▶ **Exercise instructions**
From the listing below, pick out each line with the word "delta".

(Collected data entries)

= = = =

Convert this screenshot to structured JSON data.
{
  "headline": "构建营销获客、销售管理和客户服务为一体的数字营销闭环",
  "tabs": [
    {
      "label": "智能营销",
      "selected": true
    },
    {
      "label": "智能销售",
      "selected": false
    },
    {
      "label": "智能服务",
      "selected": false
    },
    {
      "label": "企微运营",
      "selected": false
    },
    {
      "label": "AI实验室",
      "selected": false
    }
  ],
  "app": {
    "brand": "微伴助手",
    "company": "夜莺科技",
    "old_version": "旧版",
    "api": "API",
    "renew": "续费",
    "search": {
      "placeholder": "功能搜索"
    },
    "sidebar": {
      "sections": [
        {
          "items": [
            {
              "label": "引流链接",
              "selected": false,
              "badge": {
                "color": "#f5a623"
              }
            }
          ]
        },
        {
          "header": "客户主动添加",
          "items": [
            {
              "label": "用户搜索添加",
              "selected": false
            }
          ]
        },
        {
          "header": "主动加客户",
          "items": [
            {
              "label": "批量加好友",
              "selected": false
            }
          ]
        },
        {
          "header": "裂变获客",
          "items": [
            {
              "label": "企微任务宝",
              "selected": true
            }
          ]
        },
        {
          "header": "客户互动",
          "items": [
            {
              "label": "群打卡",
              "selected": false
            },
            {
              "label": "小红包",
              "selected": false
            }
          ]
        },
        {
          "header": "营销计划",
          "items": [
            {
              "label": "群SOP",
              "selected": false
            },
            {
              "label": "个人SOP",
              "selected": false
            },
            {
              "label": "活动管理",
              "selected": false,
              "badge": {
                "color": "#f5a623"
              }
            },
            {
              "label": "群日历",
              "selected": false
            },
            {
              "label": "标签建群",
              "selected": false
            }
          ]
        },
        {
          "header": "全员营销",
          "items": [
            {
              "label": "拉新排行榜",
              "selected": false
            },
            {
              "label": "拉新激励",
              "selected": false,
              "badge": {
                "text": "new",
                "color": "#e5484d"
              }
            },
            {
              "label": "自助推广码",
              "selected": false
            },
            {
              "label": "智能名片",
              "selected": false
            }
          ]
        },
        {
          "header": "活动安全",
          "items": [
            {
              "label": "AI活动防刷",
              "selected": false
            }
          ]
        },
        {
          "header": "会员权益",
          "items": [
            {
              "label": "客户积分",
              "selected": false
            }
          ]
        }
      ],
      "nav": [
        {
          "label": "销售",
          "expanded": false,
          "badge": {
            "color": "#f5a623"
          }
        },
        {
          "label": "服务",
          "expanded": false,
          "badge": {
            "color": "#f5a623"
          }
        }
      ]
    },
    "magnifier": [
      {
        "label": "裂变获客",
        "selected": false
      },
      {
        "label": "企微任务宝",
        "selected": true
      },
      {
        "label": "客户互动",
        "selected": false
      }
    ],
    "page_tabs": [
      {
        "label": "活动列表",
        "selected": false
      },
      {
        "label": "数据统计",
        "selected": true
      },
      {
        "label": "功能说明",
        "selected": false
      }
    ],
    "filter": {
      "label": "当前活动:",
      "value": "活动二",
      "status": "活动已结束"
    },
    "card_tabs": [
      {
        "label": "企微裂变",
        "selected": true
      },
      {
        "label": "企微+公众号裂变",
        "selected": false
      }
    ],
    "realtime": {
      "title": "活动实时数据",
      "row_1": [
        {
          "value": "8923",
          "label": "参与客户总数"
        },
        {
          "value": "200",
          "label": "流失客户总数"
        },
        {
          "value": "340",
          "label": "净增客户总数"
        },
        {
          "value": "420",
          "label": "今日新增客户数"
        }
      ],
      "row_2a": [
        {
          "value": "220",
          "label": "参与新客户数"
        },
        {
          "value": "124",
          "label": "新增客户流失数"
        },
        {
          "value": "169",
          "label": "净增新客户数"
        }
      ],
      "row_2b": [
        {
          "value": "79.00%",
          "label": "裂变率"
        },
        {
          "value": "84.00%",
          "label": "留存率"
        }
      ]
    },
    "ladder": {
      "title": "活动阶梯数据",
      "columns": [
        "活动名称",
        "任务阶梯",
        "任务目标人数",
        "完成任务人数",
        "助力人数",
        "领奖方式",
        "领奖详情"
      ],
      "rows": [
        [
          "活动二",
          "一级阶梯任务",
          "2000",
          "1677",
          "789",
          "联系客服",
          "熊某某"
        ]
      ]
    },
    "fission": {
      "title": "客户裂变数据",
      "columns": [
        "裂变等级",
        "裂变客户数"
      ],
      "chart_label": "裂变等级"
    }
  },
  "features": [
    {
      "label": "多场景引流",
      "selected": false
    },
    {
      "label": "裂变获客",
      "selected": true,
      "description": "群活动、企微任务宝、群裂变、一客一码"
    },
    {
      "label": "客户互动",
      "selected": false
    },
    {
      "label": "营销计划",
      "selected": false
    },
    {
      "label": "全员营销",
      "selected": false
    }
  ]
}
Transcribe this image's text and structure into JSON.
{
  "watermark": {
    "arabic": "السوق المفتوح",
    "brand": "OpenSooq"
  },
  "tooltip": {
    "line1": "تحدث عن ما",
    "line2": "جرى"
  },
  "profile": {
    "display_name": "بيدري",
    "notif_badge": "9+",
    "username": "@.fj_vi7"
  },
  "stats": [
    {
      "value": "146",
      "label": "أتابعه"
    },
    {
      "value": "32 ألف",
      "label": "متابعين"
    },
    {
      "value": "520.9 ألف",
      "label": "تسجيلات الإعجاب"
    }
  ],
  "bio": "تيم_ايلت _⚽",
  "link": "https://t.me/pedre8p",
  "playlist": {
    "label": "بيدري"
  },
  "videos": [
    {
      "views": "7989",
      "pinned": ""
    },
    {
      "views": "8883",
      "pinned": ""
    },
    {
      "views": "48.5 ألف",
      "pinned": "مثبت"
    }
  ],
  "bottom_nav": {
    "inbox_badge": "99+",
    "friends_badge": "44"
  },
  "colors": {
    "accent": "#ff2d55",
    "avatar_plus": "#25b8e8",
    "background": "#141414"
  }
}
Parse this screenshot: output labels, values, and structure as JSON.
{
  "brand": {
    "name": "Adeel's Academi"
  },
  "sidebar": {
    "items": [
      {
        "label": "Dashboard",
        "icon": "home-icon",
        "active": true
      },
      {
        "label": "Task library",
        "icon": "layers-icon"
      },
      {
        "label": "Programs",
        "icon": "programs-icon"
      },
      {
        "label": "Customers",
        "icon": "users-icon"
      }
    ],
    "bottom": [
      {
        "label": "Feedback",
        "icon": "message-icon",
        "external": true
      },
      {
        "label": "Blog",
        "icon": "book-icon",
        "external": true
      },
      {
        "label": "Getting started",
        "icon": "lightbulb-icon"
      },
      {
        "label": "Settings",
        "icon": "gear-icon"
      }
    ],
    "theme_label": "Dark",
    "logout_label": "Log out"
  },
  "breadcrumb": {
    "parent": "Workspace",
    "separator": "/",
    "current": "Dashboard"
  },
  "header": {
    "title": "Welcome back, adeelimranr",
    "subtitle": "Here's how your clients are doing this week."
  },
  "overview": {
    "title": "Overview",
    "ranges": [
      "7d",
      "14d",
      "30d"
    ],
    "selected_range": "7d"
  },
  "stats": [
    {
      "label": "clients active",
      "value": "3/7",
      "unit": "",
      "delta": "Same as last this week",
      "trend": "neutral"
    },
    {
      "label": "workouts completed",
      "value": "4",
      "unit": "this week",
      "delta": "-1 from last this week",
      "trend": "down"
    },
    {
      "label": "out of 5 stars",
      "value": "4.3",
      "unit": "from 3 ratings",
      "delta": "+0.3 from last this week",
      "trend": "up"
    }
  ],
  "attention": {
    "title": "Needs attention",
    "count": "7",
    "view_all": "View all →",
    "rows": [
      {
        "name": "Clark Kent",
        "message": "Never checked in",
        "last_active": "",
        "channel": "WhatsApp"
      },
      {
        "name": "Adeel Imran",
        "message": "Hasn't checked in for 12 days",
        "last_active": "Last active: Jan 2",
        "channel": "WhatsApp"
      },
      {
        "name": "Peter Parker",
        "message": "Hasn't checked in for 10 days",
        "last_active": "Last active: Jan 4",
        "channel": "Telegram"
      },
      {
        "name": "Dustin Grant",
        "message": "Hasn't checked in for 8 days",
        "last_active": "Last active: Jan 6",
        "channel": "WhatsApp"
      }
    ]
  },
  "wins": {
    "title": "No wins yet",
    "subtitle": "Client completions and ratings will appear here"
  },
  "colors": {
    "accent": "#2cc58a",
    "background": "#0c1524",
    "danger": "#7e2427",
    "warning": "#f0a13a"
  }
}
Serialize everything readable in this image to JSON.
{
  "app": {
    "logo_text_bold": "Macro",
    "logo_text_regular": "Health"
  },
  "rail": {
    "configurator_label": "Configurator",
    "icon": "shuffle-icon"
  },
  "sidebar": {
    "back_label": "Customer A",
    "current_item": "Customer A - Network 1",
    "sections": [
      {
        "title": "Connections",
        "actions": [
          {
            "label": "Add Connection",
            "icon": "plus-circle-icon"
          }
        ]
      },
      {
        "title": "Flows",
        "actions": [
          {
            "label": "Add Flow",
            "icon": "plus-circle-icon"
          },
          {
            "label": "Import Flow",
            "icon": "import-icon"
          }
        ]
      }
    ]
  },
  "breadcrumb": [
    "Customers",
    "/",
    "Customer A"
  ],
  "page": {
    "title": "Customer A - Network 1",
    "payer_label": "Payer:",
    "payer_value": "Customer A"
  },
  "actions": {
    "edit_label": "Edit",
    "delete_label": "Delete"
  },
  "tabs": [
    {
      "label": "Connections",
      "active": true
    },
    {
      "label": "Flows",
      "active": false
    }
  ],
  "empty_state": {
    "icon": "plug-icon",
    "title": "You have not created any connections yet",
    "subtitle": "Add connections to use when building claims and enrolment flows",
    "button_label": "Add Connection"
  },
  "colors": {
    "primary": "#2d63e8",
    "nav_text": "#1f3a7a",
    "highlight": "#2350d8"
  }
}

= = = =

▶ **Written answer**
      "delta": "Same as last this week",
      "delta": "-1 from last this week",
      "delta": "+0.3 from last this week",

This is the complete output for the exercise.